Work to do>
Filter the records below down to lines containing "JSON".
+ + + + + + +
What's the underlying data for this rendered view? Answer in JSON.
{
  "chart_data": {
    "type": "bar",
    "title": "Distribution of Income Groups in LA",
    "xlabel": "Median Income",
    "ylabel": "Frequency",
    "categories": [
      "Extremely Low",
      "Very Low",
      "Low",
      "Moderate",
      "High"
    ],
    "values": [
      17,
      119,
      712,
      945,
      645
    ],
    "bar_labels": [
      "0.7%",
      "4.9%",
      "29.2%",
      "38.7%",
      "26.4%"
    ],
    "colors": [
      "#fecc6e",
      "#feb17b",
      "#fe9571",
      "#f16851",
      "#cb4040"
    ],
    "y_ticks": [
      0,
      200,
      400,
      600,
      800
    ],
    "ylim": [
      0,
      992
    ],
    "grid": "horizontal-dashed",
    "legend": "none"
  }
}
+ + + + + + +
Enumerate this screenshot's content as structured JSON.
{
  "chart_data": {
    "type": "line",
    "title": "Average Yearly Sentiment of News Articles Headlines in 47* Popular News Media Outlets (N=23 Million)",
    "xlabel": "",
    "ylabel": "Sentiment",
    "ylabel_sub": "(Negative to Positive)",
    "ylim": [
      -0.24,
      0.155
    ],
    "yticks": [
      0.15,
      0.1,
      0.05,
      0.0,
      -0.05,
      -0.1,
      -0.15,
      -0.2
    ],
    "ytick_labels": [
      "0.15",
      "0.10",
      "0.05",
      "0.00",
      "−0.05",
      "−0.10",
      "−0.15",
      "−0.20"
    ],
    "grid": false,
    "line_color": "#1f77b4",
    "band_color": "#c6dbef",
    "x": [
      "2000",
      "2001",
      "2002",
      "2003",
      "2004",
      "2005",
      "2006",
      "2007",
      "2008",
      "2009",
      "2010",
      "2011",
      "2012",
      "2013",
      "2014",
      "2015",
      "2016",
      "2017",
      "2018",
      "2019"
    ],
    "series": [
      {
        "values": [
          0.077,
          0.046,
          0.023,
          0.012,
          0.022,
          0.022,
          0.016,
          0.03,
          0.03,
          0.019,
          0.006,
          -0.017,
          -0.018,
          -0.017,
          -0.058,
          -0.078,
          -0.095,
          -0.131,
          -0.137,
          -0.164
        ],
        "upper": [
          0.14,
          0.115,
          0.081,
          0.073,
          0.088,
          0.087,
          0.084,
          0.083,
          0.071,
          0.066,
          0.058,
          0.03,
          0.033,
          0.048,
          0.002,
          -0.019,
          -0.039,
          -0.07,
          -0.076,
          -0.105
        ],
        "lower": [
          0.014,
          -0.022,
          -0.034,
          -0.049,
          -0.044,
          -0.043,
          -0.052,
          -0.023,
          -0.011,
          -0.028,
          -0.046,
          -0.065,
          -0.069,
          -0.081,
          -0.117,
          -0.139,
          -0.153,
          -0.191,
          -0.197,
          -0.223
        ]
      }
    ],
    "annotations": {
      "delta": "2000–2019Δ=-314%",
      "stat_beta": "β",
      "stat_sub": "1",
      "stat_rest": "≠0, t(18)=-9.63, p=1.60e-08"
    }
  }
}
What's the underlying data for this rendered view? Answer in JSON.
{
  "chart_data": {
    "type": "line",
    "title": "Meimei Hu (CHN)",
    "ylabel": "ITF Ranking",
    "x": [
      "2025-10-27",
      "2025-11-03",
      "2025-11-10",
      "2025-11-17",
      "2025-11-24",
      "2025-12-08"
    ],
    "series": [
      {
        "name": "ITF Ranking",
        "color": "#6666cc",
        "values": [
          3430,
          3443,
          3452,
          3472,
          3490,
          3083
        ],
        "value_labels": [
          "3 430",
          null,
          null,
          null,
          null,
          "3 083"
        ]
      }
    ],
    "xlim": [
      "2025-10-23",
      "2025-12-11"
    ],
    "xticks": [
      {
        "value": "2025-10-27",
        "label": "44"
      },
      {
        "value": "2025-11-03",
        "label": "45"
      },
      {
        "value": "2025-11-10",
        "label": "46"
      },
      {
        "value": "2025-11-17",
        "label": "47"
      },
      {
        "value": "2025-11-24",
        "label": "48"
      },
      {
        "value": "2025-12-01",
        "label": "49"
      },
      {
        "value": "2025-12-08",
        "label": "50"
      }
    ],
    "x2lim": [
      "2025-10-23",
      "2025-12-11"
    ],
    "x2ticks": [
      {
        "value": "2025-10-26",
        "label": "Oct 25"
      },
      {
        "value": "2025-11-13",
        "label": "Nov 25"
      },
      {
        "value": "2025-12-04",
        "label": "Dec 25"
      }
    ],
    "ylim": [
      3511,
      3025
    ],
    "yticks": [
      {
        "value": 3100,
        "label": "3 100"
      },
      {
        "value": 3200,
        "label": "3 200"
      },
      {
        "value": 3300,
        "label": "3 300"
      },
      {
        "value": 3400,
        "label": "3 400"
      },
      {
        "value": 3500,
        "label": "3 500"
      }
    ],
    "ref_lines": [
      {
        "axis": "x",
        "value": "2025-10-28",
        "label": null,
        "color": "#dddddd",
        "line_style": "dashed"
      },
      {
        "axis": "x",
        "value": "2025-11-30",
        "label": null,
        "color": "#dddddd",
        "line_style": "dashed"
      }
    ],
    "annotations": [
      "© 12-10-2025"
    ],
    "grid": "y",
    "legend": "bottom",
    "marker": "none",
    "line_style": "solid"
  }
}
+ + + + + + +
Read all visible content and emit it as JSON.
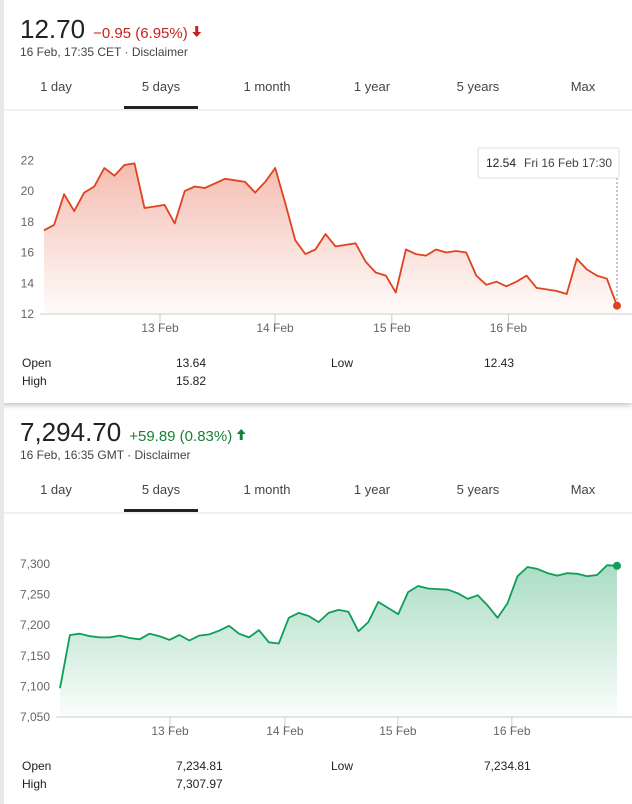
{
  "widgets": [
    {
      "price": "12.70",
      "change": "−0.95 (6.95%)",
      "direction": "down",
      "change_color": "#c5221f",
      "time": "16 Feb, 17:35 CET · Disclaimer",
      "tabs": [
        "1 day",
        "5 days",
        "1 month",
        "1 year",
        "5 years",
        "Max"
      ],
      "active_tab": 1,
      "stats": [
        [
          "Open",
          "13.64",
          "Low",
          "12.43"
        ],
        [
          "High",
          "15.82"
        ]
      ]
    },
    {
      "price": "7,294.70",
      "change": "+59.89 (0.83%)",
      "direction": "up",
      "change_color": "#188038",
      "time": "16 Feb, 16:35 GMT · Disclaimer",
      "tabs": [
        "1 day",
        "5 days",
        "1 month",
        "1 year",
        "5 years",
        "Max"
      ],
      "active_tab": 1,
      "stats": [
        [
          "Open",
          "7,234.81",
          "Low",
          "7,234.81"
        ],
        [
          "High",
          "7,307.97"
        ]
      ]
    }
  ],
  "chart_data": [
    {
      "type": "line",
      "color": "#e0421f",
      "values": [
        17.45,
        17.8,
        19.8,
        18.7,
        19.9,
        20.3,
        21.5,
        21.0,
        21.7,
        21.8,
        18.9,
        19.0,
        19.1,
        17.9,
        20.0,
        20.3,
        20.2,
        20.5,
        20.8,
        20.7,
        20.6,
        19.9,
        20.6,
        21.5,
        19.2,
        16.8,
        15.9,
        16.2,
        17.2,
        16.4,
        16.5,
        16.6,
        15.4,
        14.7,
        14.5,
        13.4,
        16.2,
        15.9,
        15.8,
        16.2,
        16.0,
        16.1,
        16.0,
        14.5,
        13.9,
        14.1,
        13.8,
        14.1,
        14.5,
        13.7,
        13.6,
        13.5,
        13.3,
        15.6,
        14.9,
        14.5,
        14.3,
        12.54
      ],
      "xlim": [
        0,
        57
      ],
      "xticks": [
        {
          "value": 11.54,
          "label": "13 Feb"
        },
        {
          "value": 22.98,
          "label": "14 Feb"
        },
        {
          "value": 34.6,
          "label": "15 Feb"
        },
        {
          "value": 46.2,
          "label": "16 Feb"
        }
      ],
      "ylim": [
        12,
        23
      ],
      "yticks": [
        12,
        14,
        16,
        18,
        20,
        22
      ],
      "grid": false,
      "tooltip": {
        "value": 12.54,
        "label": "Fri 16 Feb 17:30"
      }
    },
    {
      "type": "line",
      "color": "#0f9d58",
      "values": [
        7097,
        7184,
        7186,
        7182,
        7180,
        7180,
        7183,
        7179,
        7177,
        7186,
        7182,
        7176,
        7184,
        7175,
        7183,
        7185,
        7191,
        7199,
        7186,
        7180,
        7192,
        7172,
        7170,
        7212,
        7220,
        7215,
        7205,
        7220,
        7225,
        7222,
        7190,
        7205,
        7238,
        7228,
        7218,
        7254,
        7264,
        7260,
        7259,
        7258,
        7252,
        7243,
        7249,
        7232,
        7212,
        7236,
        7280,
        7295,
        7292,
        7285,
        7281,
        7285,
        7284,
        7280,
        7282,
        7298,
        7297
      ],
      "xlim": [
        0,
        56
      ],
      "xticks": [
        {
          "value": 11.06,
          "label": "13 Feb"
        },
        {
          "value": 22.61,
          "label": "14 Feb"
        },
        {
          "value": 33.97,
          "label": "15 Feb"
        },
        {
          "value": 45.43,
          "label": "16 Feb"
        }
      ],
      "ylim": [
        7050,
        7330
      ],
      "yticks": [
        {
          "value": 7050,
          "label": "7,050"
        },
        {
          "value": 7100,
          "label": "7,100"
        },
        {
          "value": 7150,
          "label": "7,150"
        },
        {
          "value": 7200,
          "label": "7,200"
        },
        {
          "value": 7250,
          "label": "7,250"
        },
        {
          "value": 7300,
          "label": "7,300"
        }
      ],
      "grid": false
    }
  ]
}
+ + + + + + +
Result for this task>
What's the underlying data for this rendered view? Answer in JSON.
Enumerate this screenshot's content as structured JSON.
What's the underlying data for this rendered view? Answer in JSON.
Read all visible content and emit it as JSON.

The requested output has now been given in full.